• Stated goal:
Only the number is wanted: how many lines in the data contain "ambra"?
____ Records for processing
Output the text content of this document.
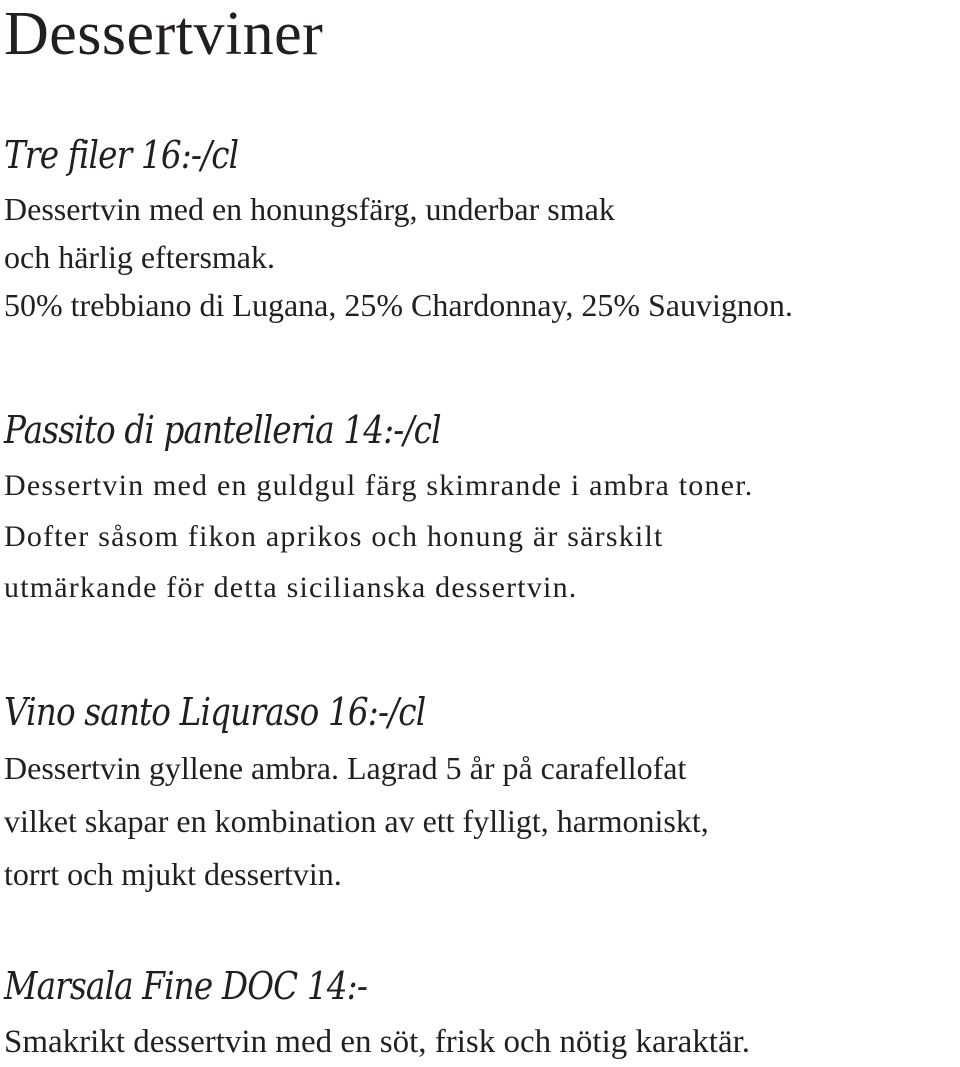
Dessertviner
Tre filer 16:-/cl

Dessertvin med en honungsfärg, underbar smak

och härlig eftersmak.

50% trebbiano di Lugana, 25% Chardonnay, 25% Sauvignon.

Passito di pantelleria 14:-/cl

Dessertvin med en guldgul färg skimrande i ambra toner.

Dofter såsom fikon aprikos och honung är särskilt

utmärkande för detta sicilianska dessertvin.

Vino santo Liquraso 16:-/cl

Dessertvin gyllene ambra. Lagrad 5 år på carafellofat

vilket skapar en kombination av ett fylligt, harmoniskt,

torrt och mjukt dessertvin.

Marsala Fine DOC 14:-

Smakrikt dessertvin med en söt, frisk och nötig karaktär.
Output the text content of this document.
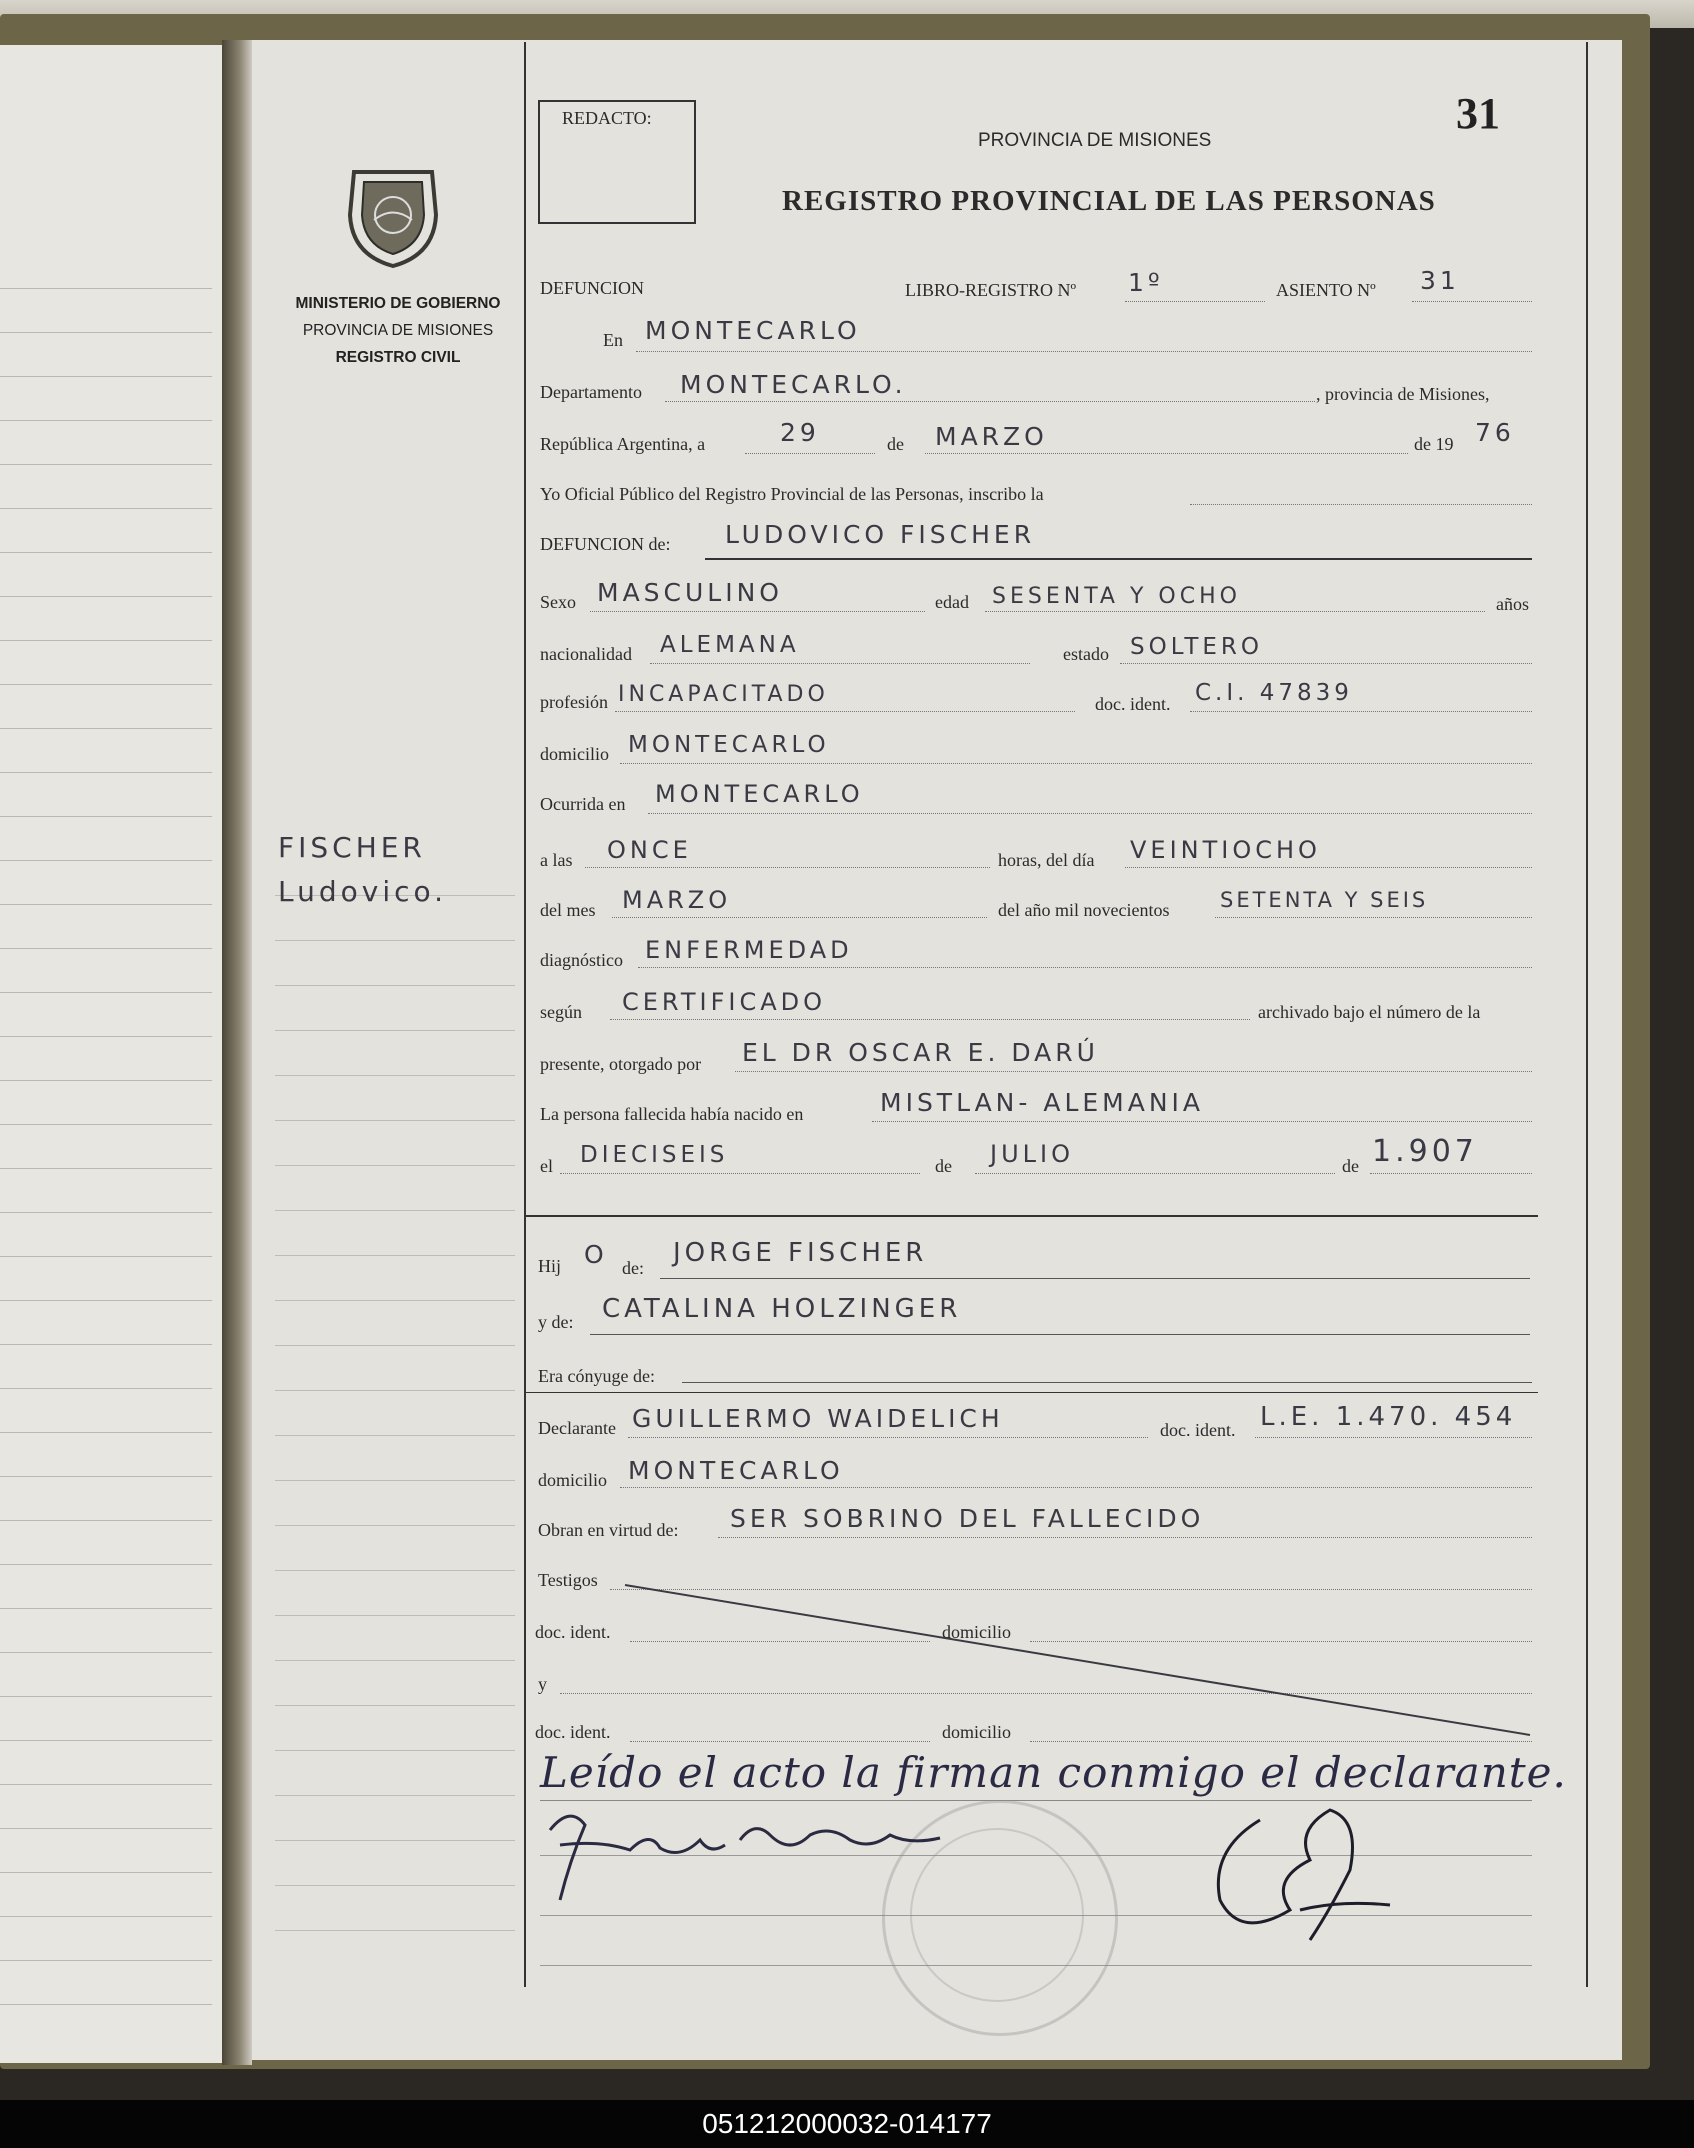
MINISTERIO DE GOBIERNO
PROVINCIA DE MISIONES
REGISTRO CIVIL
FISCHER
Ludovico.
REDACTO:	31
PROVINCIA DE MISIONES
REGISTRO PROVINCIAL DE LAS PERSONAS
DEFUNCION	LIBRO-REGISTRO Nº 1º	ASIENTO Nº 31
En MONTECARLO
Departamento MONTECARLO.	, provincia de Misiones,
República Argentina, a	29	de MARZO	de 19 76
Yo Oficial Público del Registro Provincial de las Personas, inscribo la
DEFUNCION de: LUDOVICO FISCHER
Sexo MASCULINO	edad SESENTA Y OCHO	años
nacionalidad ALEMANA	estado SOLTERO
profesión INCAPACITADO	doc. ident. C.I. 47839
domicilio MONTECARLO
Ocurrida en MONTECARLO
a las ONCE	horas, del día VEINTIOCHO
del mes MARZO	del año mil novecientos SETENTA Y SEIS
diagnóstico ENFERMEDAD
según CERTIFICADO	archivado bajo el número de la
presente, otorgado por EL DR OSCAR E. DARÚ
La persona fallecida había nacido en	MISTLAN- ALEMANIA
el DIECISEIS	de JULIO	de 1.907
Hij O de: JORGE FISCHER
y de: CATALINA HOLZINGER
Era cónyuge de:
Declarante GUILLERMO WAIDELICH	doc. ident. L.E. 1.470. 454
domicilio MONTECARLO
Obran en virtud de: SER SOBRINO DEL FALLECIDO
Testigos
doc. ident.	domicilio
y
doc. ident.	domicilio
Leído el acto la firman conmigo el declarante.
051212000032-014177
________
• Exercise response:
2